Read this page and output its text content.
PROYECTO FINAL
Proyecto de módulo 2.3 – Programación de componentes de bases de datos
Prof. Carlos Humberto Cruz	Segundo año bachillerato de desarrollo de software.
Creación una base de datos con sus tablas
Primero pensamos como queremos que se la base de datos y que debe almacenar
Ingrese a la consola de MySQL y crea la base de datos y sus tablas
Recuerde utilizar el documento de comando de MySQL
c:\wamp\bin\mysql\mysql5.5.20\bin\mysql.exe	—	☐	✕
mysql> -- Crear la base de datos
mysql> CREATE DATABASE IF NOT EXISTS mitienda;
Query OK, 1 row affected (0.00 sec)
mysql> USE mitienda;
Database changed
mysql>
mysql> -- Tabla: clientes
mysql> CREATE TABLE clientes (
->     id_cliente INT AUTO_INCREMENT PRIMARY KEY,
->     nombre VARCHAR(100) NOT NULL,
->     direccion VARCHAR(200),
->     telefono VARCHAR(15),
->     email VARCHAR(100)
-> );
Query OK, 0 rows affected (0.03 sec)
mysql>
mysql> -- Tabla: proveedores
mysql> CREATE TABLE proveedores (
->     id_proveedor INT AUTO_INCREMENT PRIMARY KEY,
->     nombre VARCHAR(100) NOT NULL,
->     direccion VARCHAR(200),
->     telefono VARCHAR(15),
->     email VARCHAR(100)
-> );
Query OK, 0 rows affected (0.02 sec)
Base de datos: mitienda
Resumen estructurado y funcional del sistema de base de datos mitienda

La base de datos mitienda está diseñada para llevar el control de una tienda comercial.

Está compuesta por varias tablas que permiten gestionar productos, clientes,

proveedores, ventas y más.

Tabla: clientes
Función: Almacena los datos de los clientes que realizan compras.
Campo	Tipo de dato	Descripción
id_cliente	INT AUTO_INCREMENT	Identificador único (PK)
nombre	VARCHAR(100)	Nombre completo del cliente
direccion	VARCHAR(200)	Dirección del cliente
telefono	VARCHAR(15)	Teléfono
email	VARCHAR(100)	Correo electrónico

Brief: Identify which lines contain the word "rows" and copy each one.

Right answer:
Query OK, 0 rows affected (0.03 sec)
Query OK, 0 rows affected (0.02 sec)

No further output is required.